---------- Material shown
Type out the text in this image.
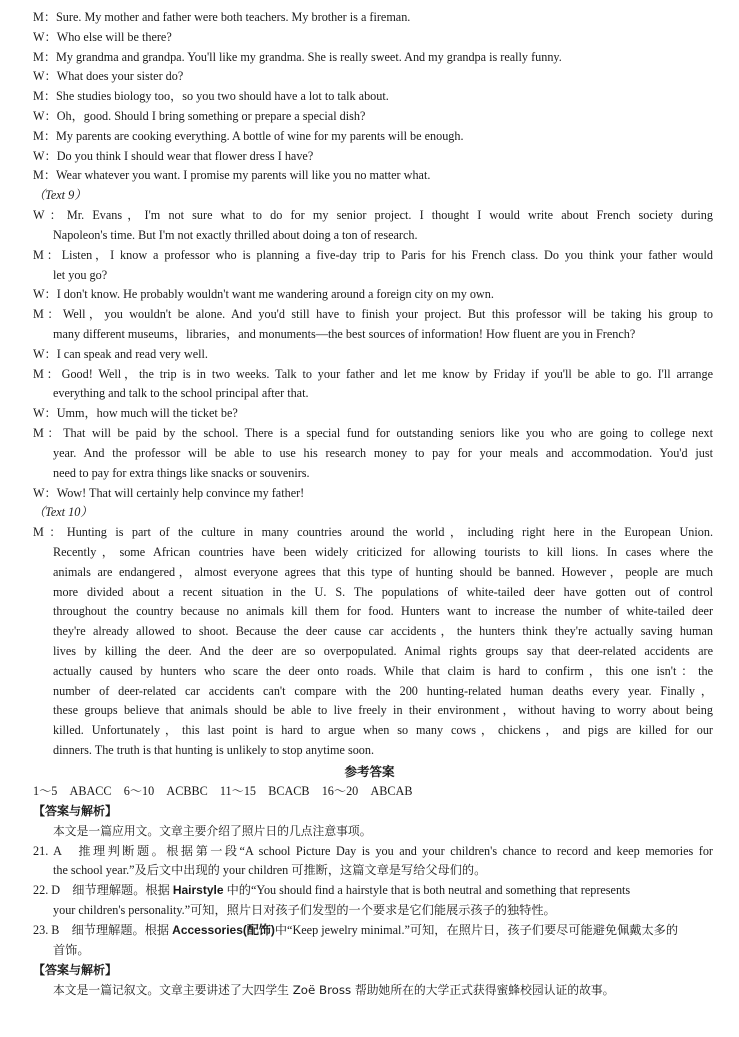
M：Sure. My mother and father were both teachers. My brother is a fireman.
W：Who else will be there?
M：My grandma and grandpa. You'll like my grandma. She is really sweet. And my grandpa is really funny.
W：What does your sister do?
M：She studies biology too，so you two should have a lot to talk about.
W：Oh，good. Should I bring something or prepare a special dish?
M：My parents are cooking everything. A bottle of wine for my parents will be enough.
W：Do you think I should wear that flower dress I have?
M：Wear whatever you want. I promise my parents will like you no matter what.
（Text 9）
W：Mr. Evans，I'm not sure what to do for my senior project. I thought I would write about French society during
Napoleon's time. But I'm not exactly thrilled about doing a ton of research.
M：Listen，I know a professor who is planning a five-day trip to Paris for his French class. Do you think your father would
let you go?
W：I don't know. He probably wouldn't want me wandering around a foreign city on my own.
M：Well，you wouldn't be alone. And you'd still have to finish your project. But this professor will be taking his group to
many different museums，libraries，and monuments—the best sources of information! How fluent are you in French?
W：I can speak and read very well.
M：Good! Well，the trip is in two weeks. Talk to your father and let me know by Friday if you'll be able to go. I'll arrange
everything and talk to the school principal after that.
W：Umm，how much will the ticket be?
M：That will be paid by the school. There is a special fund for outstanding seniors like you who are going to college next
year. And the professor will be able to use his research money to pay for your meals and accommodation. You'd just
need to pay for extra things like snacks or souvenirs.
W：Wow! That will certainly help convince my father!
（Text 10）
M：Hunting is part of the culture in many countries around the world，including right here in the European Union.
Recently，some African countries have been widely criticized for allowing tourists to kill lions. In cases where the
animals are endangered，almost everyone agrees that this type of hunting should be banned. However，people are much
more divided about a recent situation in the U. S. The populations of white-tailed deer have gotten out of control
throughout the country because no animals kill them for food. Hunters want to increase the number of white-tailed deer
they're already allowed to shoot. Because the deer cause car accidents，the hunters think they're actually saving human
lives by killing the deer. And the deer are so overpopulated. Animal rights groups say that deer-related accidents are
actually caused by hunters who scare the deer onto roads. While that claim is hard to confirm，this one isn't：the
number of deer-related car accidents can't compare with the 200 hunting-related human deaths every year. Finally，
these groups believe that animals should be able to live freely in their environment，without having to worry about being
killed. Unfortunately，this last point is hard to argue when so many cows，chickens，and pigs are killed for our
dinners. The truth is that hunting is unlikely to stop anytime soon.
参考答案
1～5　ABACC　6～10　ACBBC　11～15　BCACB　16～20　ABCAB
【答案与解析】
本文是一篇应用文。文章主要介绍了照片日的几点注意事项。
21. A　推理判断题。根据第一段“A school Picture Day is you and your children's chance to record and keep memories for
the school year.”及后文中出现的 your children 可推断，这篇文章是写给父母们的。
22. D　细节理解题。根据 Hairstyle 中的“You should find a hairstyle that is both neutral and something that represents
your children's personality.”可知，照片日对孩子们发型的一个要求是它们能展示孩子的独特性。
23. B　细节理解题。根据 Accessories(配饰)中“Keep jewelry minimal.”可知，在照片日，孩子们要尽可能避免佩戴太多的
首饰。
【答案与解析】
本文是一篇记叙文。文章主要讲述了大四学生 Zoë Bross 帮助她所在的大学正式获得蜜蜂校园认证的故事。
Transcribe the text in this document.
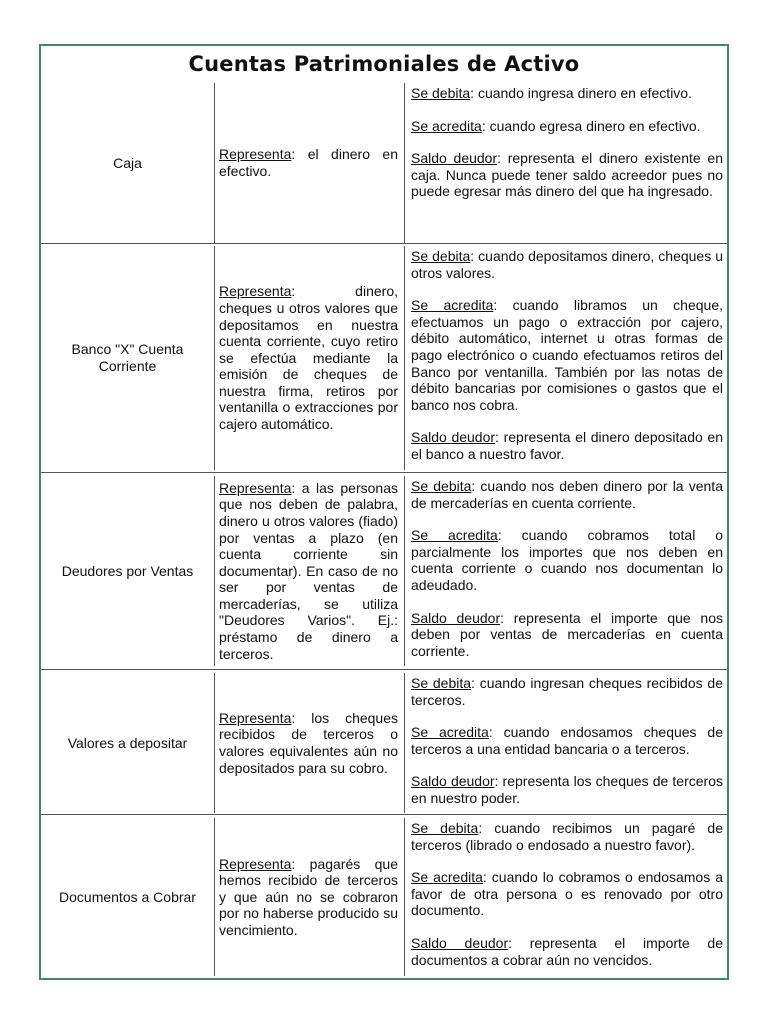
Cuentas Patrimoniales de Activo
Caja
Representa: el dinero en efectivo.
Se debita: cuando ingresa dinero en efectivo.
Se acredita: cuando egresa dinero en efectivo.
Saldo deudor: representa el dinero existente en caja. Nunca puede tener saldo acreedor pues no puede egresar más dinero del que ha ingresado.
Banco "X" Cuenta Corriente
Representa: dinero, cheques u otros valores que depositamos en nuestra cuenta corriente, cuyo retiro se efectúa mediante la emisión de cheques de nuestra firma, retiros por ventanilla o extracciones por cajero automático.
Se debita: cuando depositamos dinero, cheques u otros valores.
Se acredita: cuando libramos un cheque, efectuamos un pago o extracción por cajero, débito automático, internet u otras formas de pago electrónico o cuando efectuamos retiros del Banco por ventanilla. También por las notas de débito bancarias por comisiones o gastos que el banco nos cobra.
Saldo deudor: representa el dinero depositado en el banco a nuestro favor.
Deudores por Ventas
Representa: a las personas que nos deben de palabra, dinero u otros valores (fiado) por ventas a plazo (en cuenta corriente sin documentar). En caso de no ser por ventas de mercaderías, se utiliza "Deudores Varios". Ej.: préstamo de dinero a terceros.
Se debita: cuando nos deben dinero por la venta de mercaderías en cuenta corriente.
Se acredita: cuando cobramos total o parcialmente los importes que nos deben en cuenta corriente o cuando nos documentan lo adeudado.
Saldo deudor: representa el importe que nos deben por ventas de mercaderías en cuenta corriente.
Valores a depositar
Representa: los cheques recibidos de terceros o valores equivalentes aún no depositados para su cobro.
Se debita: cuando ingresan cheques recibidos de terceros.
Se acredita: cuando endosamos cheques de terceros a una entidad bancaria o a terceros.
Saldo deudor: representa los cheques de terceros en nuestro poder.
Documentos a Cobrar
Representa: pagarés que hemos recibido de terceros y que aún no se cobraron por no haberse producido su vencimiento.
Se debita: cuando recibimos un pagaré de terceros (librado o endosado a nuestro favor).
Se acredita: cuando lo cobramos o endosamos a favor de otra persona o es renovado por otro documento.
Saldo deudor: representa el importe de documentos a cobrar aún no vencidos.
--------------------
#### Task objective
Go through the records. Copy each line where "project" appears.

#### Answer to this exercise
W：Mr. Evans，I'm not sure what to do for my senior project. I thought I would write about French society during
M：Well，you wouldn't be alone. And you'd still have to finish your project. But this professor will be taking his group to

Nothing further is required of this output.